Element and region data
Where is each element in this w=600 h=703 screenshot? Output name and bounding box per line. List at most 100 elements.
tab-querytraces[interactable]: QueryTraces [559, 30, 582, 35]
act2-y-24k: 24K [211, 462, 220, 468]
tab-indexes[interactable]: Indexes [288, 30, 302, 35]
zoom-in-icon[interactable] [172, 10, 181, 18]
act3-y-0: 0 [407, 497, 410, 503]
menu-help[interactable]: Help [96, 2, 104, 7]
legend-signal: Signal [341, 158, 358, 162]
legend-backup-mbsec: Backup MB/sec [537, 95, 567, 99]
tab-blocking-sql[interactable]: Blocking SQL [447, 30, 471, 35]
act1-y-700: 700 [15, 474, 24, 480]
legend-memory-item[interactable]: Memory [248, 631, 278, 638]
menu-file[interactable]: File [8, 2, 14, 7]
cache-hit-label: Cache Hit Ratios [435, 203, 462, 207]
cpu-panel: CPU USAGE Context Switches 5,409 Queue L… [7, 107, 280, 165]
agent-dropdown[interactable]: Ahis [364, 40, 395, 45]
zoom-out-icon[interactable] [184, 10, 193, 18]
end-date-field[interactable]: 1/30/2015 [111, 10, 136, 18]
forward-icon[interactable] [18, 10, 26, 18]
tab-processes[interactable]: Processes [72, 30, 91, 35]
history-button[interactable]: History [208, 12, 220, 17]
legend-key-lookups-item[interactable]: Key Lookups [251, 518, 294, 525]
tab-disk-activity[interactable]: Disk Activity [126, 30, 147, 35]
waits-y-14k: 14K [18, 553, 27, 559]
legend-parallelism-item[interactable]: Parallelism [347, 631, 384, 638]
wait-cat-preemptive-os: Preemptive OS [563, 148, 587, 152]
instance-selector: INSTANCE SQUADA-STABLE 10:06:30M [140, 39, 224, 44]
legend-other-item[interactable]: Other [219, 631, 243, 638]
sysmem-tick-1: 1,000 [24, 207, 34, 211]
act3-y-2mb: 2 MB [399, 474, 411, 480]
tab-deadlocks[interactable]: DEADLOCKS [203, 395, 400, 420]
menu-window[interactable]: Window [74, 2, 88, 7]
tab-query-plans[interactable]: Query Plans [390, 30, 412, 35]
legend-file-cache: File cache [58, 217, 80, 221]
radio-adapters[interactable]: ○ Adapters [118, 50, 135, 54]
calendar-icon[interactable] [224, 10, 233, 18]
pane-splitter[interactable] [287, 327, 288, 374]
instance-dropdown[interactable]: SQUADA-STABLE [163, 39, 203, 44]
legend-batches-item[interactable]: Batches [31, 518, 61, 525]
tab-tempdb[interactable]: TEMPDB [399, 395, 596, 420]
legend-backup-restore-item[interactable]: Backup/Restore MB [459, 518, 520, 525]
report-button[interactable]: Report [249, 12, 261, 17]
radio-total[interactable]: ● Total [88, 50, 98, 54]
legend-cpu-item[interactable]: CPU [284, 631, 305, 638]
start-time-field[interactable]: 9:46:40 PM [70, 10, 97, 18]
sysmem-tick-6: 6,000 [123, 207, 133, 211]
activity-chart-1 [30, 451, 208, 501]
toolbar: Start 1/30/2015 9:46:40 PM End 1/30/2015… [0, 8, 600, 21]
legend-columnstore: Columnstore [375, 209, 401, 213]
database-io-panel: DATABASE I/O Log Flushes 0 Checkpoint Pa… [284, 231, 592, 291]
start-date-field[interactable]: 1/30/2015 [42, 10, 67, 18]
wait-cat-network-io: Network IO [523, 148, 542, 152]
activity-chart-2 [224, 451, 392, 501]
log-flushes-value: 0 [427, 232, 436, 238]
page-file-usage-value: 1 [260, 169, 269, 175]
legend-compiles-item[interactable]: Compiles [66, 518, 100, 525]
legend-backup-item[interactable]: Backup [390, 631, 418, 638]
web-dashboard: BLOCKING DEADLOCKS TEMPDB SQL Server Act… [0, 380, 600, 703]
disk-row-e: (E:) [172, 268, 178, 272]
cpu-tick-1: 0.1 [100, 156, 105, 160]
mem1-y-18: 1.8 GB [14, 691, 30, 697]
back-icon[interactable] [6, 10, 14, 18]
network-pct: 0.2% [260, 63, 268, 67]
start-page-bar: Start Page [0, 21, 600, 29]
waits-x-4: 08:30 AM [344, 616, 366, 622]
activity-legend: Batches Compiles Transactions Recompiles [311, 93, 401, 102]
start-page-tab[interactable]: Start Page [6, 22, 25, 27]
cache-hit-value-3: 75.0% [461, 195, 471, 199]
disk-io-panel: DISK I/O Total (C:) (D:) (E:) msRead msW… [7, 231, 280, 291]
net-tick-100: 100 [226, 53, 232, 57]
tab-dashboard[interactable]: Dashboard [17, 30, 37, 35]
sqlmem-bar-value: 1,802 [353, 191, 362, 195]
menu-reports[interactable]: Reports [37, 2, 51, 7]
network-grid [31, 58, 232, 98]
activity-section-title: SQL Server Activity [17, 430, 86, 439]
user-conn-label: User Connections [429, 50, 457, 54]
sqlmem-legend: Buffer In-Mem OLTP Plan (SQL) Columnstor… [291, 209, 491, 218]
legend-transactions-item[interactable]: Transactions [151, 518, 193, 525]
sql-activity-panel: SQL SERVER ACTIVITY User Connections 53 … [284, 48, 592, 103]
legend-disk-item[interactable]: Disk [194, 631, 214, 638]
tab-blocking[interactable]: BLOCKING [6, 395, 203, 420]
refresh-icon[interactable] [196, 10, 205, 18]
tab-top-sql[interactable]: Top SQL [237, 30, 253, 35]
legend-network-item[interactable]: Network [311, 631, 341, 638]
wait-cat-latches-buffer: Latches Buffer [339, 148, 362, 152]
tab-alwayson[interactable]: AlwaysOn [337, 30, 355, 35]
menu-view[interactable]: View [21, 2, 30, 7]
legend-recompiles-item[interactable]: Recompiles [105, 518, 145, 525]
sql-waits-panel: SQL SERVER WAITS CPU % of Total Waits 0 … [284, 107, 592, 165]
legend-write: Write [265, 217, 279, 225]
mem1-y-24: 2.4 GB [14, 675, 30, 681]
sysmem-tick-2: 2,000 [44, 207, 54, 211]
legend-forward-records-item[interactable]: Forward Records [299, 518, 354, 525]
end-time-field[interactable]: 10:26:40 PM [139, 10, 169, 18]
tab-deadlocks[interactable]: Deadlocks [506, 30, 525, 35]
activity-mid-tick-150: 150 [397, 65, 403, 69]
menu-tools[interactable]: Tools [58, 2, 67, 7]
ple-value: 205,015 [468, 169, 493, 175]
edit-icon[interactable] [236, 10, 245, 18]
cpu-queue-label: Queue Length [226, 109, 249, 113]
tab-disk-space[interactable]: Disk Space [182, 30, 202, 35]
...
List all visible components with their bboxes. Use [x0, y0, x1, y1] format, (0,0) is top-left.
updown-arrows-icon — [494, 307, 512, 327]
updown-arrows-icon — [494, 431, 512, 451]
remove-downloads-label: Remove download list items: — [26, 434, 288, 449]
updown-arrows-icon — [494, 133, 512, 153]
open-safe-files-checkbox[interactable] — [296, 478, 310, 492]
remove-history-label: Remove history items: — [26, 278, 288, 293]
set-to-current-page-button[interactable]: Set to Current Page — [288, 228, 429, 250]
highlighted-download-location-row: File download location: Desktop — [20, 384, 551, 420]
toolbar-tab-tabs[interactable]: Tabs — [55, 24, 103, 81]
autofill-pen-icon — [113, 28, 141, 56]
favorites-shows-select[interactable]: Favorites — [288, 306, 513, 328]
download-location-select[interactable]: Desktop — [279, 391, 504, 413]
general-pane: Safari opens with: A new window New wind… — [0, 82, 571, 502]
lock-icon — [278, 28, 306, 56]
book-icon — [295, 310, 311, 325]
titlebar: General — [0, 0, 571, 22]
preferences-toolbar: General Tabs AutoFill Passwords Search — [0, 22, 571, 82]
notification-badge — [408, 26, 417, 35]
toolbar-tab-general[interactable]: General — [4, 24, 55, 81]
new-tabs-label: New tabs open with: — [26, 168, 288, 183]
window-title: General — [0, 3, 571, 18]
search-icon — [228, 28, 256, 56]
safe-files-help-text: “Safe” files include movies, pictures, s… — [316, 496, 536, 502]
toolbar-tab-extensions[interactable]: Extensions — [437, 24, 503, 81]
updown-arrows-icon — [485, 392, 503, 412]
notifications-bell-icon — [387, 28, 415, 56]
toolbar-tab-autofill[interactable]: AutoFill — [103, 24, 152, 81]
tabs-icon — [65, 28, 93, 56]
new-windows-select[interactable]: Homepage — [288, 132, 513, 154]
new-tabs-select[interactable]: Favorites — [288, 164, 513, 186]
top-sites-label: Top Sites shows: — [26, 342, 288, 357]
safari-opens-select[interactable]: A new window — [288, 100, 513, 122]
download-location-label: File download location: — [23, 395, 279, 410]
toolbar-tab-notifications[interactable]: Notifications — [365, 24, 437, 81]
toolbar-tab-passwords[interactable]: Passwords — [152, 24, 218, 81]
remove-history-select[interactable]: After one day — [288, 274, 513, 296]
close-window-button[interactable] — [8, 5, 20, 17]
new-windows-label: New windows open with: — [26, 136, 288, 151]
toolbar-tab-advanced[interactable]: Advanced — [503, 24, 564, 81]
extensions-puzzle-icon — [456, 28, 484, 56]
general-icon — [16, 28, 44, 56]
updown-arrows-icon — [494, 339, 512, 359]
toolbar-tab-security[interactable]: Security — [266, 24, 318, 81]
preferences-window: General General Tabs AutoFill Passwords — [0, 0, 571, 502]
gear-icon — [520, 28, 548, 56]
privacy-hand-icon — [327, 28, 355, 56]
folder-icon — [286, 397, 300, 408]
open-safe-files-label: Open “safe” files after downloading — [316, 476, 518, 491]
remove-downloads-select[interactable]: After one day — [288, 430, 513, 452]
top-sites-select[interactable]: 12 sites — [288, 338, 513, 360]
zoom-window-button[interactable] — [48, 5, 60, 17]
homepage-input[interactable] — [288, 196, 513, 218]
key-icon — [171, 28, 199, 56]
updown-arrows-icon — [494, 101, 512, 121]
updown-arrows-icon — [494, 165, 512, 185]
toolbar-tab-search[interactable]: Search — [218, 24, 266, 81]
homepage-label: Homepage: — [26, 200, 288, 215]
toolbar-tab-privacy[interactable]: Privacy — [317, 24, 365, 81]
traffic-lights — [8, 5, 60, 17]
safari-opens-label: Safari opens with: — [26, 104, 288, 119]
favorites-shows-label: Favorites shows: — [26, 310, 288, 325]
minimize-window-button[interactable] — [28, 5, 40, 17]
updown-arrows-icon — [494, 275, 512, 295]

**Task to carry out**
Copy the lines of the items above exactly as they appear, starting with the line that contains "Where is each" and going on through the line that contains "waits-y-14k: 14K [18, 553, 27, 559]".

**Response to this task**
Where is each element in this w=600 h=703 screenshot? Output name and bounding box per line. List at most 100 elements.
tab-querytraces[interactable]: QueryTraces [559, 30, 582, 35]
act2-y-24k: 24K [211, 462, 220, 468]
tab-indexes[interactable]: Indexes [288, 30, 302, 35]
zoom-in-icon[interactable] [172, 10, 181, 18]
act3-y-0: 0 [407, 497, 410, 503]
menu-help[interactable]: Help [96, 2, 104, 7]
legend-signal: Signal [341, 158, 358, 162]
legend-backup-mbsec: Backup MB/sec [537, 95, 567, 99]
tab-blocking-sql[interactable]: Blocking SQL [447, 30, 471, 35]
act1-y-700: 700 [15, 474, 24, 480]
legend-memory-item[interactable]: Memory [248, 631, 278, 638]
menu-file[interactable]: File [8, 2, 14, 7]
cache-hit-label: Cache Hit Ratios [435, 203, 462, 207]
cpu-panel: CPU USAGE Context Switches 5,409 Queue L… [7, 107, 280, 165]
agent-dropdown[interactable]: Ahis [364, 40, 395, 45]
zoom-out-icon[interactable] [184, 10, 193, 18]
end-date-field[interactable]: 1/30/2015 [111, 10, 136, 18]
forward-icon[interactable] [18, 10, 26, 18]
tab-processes[interactable]: Processes [72, 30, 91, 35]
history-button[interactable]: History [208, 12, 220, 17]
legend-key-lookups-item[interactable]: Key Lookups [251, 518, 294, 525]
tab-disk-activity[interactable]: Disk Activity [126, 30, 147, 35]
waits-y-14k: 14K [18, 553, 27, 559]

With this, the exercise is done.